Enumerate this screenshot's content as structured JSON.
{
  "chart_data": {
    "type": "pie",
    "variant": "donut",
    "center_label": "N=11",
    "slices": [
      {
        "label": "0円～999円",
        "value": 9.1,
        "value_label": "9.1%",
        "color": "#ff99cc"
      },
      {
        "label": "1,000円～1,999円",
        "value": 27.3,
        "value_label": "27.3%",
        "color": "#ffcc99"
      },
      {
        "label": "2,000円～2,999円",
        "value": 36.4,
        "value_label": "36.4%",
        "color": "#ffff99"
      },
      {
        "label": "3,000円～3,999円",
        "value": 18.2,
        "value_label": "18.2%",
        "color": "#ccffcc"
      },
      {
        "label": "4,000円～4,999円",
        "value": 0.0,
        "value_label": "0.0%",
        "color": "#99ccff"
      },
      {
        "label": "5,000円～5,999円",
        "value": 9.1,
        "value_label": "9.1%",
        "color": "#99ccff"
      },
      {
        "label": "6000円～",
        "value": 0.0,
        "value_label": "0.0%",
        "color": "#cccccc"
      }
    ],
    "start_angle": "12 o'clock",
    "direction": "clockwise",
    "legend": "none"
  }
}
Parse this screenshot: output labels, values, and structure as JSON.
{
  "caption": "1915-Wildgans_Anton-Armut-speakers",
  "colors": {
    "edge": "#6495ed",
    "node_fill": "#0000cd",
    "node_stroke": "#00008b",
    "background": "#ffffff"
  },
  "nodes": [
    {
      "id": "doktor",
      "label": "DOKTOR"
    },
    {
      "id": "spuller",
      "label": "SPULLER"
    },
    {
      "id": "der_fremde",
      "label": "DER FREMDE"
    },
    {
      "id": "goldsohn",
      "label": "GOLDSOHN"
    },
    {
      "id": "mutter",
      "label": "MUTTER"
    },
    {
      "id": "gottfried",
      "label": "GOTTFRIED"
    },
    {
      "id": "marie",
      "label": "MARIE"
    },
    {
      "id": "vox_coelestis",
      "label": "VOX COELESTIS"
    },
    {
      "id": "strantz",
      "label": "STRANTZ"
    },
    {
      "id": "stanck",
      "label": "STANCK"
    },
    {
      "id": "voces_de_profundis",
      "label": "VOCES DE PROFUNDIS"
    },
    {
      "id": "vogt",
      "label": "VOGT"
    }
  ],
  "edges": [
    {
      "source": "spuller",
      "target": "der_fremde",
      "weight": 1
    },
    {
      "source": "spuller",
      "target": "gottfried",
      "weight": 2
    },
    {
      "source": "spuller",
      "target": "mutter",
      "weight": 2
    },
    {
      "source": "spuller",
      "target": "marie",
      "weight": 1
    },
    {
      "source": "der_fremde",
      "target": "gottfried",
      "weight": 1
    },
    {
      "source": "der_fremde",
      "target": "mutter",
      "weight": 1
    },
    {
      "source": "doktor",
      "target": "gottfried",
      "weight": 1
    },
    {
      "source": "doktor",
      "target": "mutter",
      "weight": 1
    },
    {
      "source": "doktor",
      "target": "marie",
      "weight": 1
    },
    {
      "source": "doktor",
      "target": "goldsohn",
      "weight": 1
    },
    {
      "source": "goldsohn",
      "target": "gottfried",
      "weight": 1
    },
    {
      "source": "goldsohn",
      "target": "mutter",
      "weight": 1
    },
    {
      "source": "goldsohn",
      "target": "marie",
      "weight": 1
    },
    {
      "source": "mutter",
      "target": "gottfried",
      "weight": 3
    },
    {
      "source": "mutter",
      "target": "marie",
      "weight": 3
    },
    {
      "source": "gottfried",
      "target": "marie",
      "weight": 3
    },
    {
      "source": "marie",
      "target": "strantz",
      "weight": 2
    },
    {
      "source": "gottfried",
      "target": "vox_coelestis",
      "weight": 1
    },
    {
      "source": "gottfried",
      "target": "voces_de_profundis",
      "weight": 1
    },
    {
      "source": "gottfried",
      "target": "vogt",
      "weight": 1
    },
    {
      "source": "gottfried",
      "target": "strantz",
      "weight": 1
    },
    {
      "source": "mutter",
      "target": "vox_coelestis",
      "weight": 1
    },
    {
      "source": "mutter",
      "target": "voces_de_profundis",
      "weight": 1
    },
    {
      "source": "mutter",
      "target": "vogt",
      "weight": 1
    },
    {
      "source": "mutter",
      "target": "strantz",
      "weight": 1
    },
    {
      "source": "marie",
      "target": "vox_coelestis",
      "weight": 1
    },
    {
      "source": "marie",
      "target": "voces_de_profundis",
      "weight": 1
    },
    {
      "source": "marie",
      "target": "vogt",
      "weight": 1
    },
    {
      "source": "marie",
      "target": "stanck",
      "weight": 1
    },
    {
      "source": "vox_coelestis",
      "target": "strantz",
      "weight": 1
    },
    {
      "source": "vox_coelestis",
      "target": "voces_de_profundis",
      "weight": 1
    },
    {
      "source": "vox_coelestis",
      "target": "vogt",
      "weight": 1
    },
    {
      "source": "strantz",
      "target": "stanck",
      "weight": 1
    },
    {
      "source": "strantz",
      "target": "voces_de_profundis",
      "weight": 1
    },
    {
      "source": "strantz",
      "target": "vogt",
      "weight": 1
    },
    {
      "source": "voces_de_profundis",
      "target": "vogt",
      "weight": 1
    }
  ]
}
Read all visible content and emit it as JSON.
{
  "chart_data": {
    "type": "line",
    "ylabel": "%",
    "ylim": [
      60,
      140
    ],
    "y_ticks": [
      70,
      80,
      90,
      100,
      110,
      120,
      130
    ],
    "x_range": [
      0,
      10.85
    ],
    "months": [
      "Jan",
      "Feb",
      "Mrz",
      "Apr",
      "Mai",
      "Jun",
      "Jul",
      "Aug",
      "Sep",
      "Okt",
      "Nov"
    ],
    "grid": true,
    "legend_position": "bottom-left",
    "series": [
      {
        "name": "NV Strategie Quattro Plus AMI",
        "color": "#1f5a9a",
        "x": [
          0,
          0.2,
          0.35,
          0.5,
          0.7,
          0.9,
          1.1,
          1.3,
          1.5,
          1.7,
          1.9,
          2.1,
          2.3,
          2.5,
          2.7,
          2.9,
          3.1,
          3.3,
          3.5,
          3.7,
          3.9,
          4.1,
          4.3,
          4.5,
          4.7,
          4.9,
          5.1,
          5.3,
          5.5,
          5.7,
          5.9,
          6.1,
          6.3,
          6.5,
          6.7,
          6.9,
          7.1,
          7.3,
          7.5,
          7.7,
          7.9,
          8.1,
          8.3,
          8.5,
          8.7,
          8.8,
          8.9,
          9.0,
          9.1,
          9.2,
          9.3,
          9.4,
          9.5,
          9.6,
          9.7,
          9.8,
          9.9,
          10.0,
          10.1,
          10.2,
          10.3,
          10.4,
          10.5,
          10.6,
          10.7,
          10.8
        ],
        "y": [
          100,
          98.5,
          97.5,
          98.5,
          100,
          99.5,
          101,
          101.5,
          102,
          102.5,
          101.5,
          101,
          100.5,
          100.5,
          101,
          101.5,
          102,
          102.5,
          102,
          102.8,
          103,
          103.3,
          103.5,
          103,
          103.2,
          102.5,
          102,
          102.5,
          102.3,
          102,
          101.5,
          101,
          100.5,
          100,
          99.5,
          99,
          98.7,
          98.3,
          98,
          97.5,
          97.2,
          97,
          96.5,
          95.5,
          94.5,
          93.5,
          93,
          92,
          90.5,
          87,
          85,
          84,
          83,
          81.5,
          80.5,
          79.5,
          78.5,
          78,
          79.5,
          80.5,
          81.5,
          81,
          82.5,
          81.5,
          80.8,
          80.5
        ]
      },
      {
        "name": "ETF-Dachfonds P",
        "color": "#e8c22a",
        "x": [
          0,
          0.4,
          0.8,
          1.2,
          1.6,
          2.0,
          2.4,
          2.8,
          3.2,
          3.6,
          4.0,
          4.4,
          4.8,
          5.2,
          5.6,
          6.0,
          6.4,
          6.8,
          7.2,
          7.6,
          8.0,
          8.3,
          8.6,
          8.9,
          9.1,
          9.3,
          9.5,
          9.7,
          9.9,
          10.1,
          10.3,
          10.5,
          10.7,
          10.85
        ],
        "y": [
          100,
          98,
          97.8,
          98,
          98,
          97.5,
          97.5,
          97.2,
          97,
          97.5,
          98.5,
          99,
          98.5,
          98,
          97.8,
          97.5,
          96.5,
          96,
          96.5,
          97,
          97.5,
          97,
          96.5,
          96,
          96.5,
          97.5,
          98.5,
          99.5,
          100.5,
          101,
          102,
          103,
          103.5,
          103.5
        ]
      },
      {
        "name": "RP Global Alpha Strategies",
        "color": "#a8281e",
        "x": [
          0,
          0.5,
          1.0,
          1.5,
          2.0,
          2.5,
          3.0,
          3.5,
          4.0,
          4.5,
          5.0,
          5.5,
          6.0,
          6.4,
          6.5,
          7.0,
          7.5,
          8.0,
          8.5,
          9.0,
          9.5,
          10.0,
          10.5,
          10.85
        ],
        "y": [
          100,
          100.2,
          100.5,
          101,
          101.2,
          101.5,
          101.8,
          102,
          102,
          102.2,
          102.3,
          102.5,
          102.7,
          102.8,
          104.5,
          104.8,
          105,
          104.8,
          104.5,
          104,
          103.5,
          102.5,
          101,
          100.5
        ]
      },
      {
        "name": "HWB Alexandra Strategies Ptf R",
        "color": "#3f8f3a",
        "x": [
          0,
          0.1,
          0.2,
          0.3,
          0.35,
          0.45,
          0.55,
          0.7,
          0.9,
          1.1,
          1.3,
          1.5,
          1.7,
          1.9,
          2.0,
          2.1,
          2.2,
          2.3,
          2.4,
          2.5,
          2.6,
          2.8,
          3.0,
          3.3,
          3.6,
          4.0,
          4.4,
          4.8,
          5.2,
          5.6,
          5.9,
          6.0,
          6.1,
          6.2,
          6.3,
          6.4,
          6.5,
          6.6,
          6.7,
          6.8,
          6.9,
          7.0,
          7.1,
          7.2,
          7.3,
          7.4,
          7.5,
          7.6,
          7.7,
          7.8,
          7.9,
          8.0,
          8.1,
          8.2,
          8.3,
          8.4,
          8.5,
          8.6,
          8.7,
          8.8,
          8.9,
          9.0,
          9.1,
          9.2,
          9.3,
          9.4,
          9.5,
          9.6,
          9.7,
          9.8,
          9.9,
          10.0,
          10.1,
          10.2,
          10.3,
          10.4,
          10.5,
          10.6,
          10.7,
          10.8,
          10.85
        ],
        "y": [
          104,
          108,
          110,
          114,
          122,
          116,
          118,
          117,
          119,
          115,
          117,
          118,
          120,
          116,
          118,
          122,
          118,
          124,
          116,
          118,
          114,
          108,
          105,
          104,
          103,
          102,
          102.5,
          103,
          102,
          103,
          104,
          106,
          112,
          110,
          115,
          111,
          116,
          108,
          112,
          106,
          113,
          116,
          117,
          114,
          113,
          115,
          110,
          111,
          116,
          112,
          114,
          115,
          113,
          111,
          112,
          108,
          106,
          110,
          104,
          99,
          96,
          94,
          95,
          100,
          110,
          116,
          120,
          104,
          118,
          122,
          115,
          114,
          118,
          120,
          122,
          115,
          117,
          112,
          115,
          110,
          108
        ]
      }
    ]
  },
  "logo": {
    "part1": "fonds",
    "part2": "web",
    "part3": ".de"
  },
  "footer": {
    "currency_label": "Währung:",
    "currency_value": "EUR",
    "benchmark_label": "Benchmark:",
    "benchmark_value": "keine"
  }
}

● Required task
Search the data for the string "name" and copy each line where it appears.

● Response for this exercise
        "name": "NV Strategie Quattro Plus AMI",
        "name": "ETF-Dachfonds P",
        "name": "RP Global Alpha Strategies",
        "name": "HWB Alexandra Strategies Ptf R",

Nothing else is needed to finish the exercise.